Your objective:
Copy out the complete listing, word for word.

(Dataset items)

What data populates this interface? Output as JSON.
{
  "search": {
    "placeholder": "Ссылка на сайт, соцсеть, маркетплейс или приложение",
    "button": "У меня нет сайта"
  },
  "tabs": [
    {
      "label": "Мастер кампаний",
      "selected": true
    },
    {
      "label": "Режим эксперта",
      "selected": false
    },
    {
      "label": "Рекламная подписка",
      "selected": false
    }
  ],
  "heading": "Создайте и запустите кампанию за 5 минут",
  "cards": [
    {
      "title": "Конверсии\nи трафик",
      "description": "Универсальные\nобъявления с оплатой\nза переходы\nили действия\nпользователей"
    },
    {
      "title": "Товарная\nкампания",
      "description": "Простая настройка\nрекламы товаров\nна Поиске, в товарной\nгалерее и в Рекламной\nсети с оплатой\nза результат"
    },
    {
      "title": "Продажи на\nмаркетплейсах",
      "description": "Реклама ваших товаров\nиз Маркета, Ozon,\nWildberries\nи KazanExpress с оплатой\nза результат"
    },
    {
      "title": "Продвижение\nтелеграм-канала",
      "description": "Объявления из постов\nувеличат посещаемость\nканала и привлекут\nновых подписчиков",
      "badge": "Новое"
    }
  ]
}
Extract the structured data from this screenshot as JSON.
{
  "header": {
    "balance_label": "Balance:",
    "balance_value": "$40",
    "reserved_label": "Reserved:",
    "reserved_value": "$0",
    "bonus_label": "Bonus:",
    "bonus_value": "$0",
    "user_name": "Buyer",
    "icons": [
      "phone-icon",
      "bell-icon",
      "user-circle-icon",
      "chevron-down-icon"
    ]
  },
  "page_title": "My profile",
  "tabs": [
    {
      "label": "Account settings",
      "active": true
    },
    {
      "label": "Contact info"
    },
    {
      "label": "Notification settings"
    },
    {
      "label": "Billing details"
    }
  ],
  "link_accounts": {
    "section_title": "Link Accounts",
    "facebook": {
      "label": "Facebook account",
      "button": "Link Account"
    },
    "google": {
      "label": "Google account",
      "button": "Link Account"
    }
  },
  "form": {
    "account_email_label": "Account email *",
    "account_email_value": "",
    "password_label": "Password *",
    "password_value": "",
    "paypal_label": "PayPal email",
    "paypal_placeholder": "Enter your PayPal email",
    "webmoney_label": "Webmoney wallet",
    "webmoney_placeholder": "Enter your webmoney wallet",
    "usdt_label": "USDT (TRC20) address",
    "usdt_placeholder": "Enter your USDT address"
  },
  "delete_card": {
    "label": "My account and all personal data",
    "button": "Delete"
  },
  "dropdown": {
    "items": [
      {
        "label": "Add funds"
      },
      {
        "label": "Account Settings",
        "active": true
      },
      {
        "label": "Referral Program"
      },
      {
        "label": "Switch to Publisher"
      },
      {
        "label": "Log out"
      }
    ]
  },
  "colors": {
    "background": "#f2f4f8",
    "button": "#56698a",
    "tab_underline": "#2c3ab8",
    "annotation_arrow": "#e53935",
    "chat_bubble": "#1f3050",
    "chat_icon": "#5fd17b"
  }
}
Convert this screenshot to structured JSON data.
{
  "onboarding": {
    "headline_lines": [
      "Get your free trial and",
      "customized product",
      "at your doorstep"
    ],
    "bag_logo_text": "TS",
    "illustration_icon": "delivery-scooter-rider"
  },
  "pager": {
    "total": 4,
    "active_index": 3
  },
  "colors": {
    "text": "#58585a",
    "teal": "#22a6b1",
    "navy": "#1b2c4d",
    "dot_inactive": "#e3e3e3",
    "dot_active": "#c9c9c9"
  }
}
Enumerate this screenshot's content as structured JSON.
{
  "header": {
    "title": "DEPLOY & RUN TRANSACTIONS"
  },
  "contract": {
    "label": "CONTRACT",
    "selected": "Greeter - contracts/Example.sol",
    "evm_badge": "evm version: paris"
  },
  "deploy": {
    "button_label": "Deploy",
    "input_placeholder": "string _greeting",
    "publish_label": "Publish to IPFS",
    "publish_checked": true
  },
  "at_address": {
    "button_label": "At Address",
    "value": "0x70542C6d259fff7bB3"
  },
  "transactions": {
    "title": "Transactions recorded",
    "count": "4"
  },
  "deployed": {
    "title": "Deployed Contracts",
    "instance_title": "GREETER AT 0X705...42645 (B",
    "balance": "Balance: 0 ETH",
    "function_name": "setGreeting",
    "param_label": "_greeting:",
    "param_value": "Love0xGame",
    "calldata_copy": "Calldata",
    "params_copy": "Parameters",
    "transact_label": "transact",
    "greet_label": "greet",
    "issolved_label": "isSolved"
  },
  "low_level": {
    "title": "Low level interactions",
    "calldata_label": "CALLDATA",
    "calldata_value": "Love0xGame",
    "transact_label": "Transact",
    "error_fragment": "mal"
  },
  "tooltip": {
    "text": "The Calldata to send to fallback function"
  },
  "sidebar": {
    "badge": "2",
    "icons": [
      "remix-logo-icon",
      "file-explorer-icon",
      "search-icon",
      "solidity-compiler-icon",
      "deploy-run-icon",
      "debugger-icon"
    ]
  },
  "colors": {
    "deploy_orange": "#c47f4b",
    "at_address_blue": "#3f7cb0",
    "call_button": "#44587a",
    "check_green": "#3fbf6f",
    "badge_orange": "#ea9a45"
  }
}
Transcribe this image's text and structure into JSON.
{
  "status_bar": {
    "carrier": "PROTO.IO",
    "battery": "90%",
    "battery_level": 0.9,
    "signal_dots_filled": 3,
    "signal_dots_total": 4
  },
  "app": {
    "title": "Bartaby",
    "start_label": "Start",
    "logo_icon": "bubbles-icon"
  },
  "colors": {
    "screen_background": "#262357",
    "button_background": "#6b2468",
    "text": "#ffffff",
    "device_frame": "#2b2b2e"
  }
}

Written solution:
What data populates this interface? Output as JSON.
{
  "search": {
    "placeholder": "Ссылка на сайт, соцсеть, маркетплейс или приложение",
    "button": "У меня нет сайта"
  },
  "tabs": [
    {
      "label": "Мастер кампаний",
      "selected": true
    },
    {
      "label": "Режим эксперта",
      "selected": false
    },
    {
      "label": "Рекламная подписка",
      "selected": false
    }
  ],
  "heading": "Создайте и запустите кампанию за 5 минут",
  "cards": [
    {
      "title": "Конверсии\nи трафик",
      "description": "Универсальные\nобъявления с оплатой\nза переходы\nили действия\nпользователей"
    },
    {
      "title": "Товарная\nкампания",
      "description": "Простая настройка\nрекламы товаров\nна Поиске, в товарной\nгалерее и в Рекламной\nсети с оплатой\nза результат"
    },
    {
      "title": "Продажи на\nмаркетплейсах",
      "description": "Реклама ваших товаров\nиз Маркета, Ozon,\nWildberries\nи KazanExpress с оплатой\nза результат"
    },
    {
      "title": "Продвижение\nтелеграм-канала",
      "description": "Объявления из постов\nувеличат посещаемость\nканала и привлекут\nновых подписчиков",
      "badge": "Новое"
    }
  ]
}
Extract the structured data from this screenshot as JSON.
{
  "header": {
    "balance_label": "Balance:",
    "balance_value": "$40",
    "reserved_label": "Reserved:",
    "reserved_value": "$0",
    "bonus_label": "Bonus:",
    "bonus_value": "$0",
    "user_name": "Buyer",
    "icons": [
      "phone-icon",
      "bell-icon",
      "user-circle-icon",
      "chevron-down-icon"
    ]
  },
  "page_title": "My profile",
  "tabs": [
    {
      "label": "Account settings",
      "active": true
    },
    {
      "label": "Contact info"
    },
    {
      "label": "Notification settings"
    },
    {
      "label": "Billing details"
    }
  ],
  "link_accounts": {
    "section_title": "Link Accounts",
    "facebook": {
      "label": "Facebook account",
      "button": "Link Account"
    },
    "google": {
      "label": "Google account",
      "button": "Link Account"
    }
  },
  "form": {
    "account_email_label": "Account email *",
    "account_email_value": "",
    "password_label": "Password *",
    "password_value": "",
    "paypal_label": "PayPal email",
    "paypal_placeholder": "Enter your PayPal email",
    "webmoney_label": "Webmoney wallet",
    "webmoney_placeholder": "Enter your webmoney wallet",
    "usdt_label": "USDT (TRC20) address",
    "usdt_placeholder": "Enter your USDT address"
  },
  "delete_card": {
    "label": "My account and all personal data",
    "button": "Delete"
  },
  "dropdown": {
    "items": [
      {
        "label": "Add funds"
      },
      {
        "label": "Account Settings",
        "active": true
      },
      {
        "label": "Referral Program"
      },
      {
        "label": "Switch to Publisher"
      },
      {
        "label": "Log out"
      }
    ]
  },
  "colors": {
    "background": "#f2f4f8",
    "button": "#56698a",
    "tab_underline": "#2c3ab8",
    "annotation_arrow": "#e53935",
    "chat_bubble": "#1f3050",
    "chat_icon": "#5fd17b"
  }
}
Convert this screenshot to structured JSON data.
{
  "onboarding": {
    "headline_lines": [
      "Get your free trial and",
      "customized product",
      "at your doorstep"
    ],
    "bag_logo_text": "TS",
    "illustration_icon": "delivery-scooter-rider"
  },
  "pager": {
    "total": 4,
    "active_index": 3
  },
  "colors": {
    "text": "#58585a",
    "teal": "#22a6b1",
    "navy": "#1b2c4d",
    "dot_inactive": "#e3e3e3",
    "dot_active": "#c9c9c9"
  }
}
Enumerate this screenshot's content as structured JSON.
{
  "header": {
    "title": "DEPLOY & RUN TRANSACTIONS"
  },
  "contract": {
    "label": "CONTRACT",
    "selected": "Greeter - contracts/Example.sol",
    "evm_badge": "evm version: paris"
  },
  "deploy": {
    "button_label": "Deploy",
    "input_placeholder": "string _greeting",
    "publish_label": "Publish to IPFS",
    "publish_checked": true
  },
  "at_address": {
    "button_label": "At Address",
    "value": "0x70542C6d259fff7bB3"
  },
  "transactions": {
    "title": "Transactions recorded",
    "count": "4"
  },
  "deployed": {
    "title": "Deployed Contracts",
    "instance_title": "GREETER AT 0X705...42645 (B",
    "balance": "Balance: 0 ETH",
    "function_name": "setGreeting",
    "param_label": "_greeting:",
    "param_value": "Love0xGame",
    "calldata_copy": "Calldata",
    "params_copy": "Parameters",
    "transact_label": "transact",
    "greet_label": "greet",
    "issolved_label": "isSolved"
  },
  "low_level": {
    "title": "Low level interactions",
    "calldata_label": "CALLDATA",
    "calldata_value": "Love0xGame",
    "transact_label": "Transact",
    "error_fragment": "mal"
  },
  "tooltip": {
    "text": "The Calldata to send to fallback function"
  },
  "sidebar": {
    "badge": "2",
    "icons": [
      "remix-logo-icon",
      "file-explorer-icon",
      "search-icon",
      "solidity-compiler-icon",
      "deploy-run-icon",
      "debugger-icon"
    ]
  },
  "colors": {
    "deploy_orange": "#c47f4b",
    "at_address_blue": "#3f7cb0",
    "call_button": "#44587a",
    "check_green": "#3fbf6f",
    "badge_orange": "#ea9a45"
  }
}
Transcribe this image's text and structure into JSON.
{
  "status_bar": {
    "carrier": "PROTO.IO",
    "battery": "90%",
    "battery_level": 0.9,
    "signal_dots_filled": 3,
    "signal_dots_total": 4
  },
  "app": {
    "title": "Bartaby",
    "start_label": "Start",
    "logo_icon": "bubbles-icon"
  },
  "colors": {
    "screen_background": "#262357",
    "button_background": "#6b2468",
    "text": "#ffffff",
    "device_frame": "#2b2b2e"
  }
}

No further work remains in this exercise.